_Problem requirements_: Output all records precisely as written.

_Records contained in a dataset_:
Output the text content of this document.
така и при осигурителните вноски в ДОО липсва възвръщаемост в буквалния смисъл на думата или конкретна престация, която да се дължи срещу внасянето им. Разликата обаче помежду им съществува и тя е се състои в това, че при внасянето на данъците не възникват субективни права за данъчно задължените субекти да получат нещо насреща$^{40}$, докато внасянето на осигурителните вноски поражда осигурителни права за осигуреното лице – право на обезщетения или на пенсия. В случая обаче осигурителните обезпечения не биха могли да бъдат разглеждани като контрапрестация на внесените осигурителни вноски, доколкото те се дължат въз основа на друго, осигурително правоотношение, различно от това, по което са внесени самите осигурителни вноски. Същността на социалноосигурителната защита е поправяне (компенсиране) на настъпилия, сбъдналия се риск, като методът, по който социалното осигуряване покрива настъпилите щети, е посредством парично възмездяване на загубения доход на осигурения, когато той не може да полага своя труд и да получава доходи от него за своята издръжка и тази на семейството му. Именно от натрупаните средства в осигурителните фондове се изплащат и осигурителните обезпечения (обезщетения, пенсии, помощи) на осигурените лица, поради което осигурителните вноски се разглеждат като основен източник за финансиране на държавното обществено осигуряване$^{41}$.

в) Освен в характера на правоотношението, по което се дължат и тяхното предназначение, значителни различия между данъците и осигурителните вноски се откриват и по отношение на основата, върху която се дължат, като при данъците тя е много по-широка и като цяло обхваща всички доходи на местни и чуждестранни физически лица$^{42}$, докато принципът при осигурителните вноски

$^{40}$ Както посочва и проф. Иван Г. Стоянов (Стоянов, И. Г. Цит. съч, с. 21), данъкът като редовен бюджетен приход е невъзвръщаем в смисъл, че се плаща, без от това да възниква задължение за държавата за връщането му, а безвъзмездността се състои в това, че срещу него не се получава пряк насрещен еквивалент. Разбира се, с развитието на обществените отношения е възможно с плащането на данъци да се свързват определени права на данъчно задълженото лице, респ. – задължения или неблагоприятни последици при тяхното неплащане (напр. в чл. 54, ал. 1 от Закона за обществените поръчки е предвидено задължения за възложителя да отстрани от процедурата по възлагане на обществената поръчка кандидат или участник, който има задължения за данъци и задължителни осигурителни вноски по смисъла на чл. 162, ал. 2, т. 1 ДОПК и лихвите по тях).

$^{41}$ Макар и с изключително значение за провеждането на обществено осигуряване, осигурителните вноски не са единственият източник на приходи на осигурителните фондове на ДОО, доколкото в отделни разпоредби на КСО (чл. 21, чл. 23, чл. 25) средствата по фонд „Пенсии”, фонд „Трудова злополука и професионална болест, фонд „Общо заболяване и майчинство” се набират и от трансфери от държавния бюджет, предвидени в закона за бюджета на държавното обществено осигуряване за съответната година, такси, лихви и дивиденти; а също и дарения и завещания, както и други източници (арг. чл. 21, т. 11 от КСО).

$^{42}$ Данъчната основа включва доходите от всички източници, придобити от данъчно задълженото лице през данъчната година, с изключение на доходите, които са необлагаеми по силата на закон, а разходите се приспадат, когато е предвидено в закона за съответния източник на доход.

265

_Output of the task_:
Output the text content of this document.
така и при осигурителните вноски в ДОО липсва възвръщаемост в буквалния смисъл на думата или конкретна престация, която да се дължи срещу внасянето им. Разликата обаче помежду им съществува и тя е се състои в това, че при внасянето на данъците не възникват субективни права за данъчно задължените субекти да получат нещо насреща$^{40}$, докато внасянето на осигурителните вноски поражда осигурителни права за осигуреното лице – право на обезщетения или на пенсия. В случая обаче осигурителните обезпечения не биха могли да бъдат разглеждани като контрапрестация на внесените осигурителни вноски, доколкото те се дължат въз основа на друго, осигурително правоотношение, различно от това, по което са внесени самите осигурителни вноски. Същността на социалноосигурителната защита е поправяне (компенсиране) на настъпилия, сбъдналия се риск, като методът, по който социалното осигуряване покрива настъпилите щети, е посредством парично възмездяване на загубения доход на осигурения, когато той не може да полага своя труд и да получава доходи от него за своята издръжка и тази на семейството му. Именно от натрупаните средства в осигурителните фондове се изплащат и осигурителните обезпечения (обезщетения, пенсии, помощи) на осигурените лица, поради което осигурителните вноски се разглеждат като основен източник за финансиране на държавното обществено осигуряване$^{41}$.

в) Освен в характера на правоотношението, по което се дължат и тяхното предназначение, значителни различия между данъците и осигурителните вноски се откриват и по отношение на основата, върху която се дължат, като при данъците тя е много по-широка и като цяло обхваща всички доходи на местни и чуждестранни физически лица$^{42}$, докато принципът при осигурителните вноски

$^{40}$ Както посочва и проф. Иван Г. Стоянов (Стоянов, И. Г. Цит. съч, с. 21), данъкът като редовен бюджетен приход е невъзвръщаем в смисъл, че се плаща, без от това да възниква задължение за държавата за връщането му, а безвъзмездността се състои в това, че срещу него не се получава пряк насрещен еквивалент. Разбира се, с развитието на обществените отношения е възможно с плащането на данъци да се свързват определени права на данъчно задълженото лице, респ. – задължения или неблагоприятни последици при тяхното неплащане (напр. в чл. 54, ал. 1 от Закона за обществените поръчки е предвидено задължения за възложителя да отстрани от процедурата по възлагане на обществената поръчка кандидат или участник, който има задължения за данъци и задължителни осигурителни вноски по смисъла на чл. 162, ал. 2, т. 1 ДОПК и лихвите по тях).

$^{41}$ Макар и с изключително значение за провеждането на обществено осигуряване, осигурителните вноски не са единственият източник на приходи на осигурителните фондове на ДОО, доколкото в отделни разпоредби на КСО (чл. 21, чл. 23, чл. 25) средствата по фонд „Пенсии”, фонд „Трудова злополука и професионална болест, фонд „Общо заболяване и майчинство” се набират и от трансфери от държавния бюджет, предвидени в закона за бюджета на държавното обществено осигуряване за съответната година, такси, лихви и дивиденти; а също и дарения и завещания, както и други източници (арг. чл. 21, т. 11 от КСО).

$^{42}$ Данъчната основа включва доходите от всички източници, придобити от данъчно задълженото лице през данъчната година, с изключение на доходите, които са необлагаеми по силата на закон, а разходите се приспадат, когато е предвидено в закона за съответния източник на доход.

265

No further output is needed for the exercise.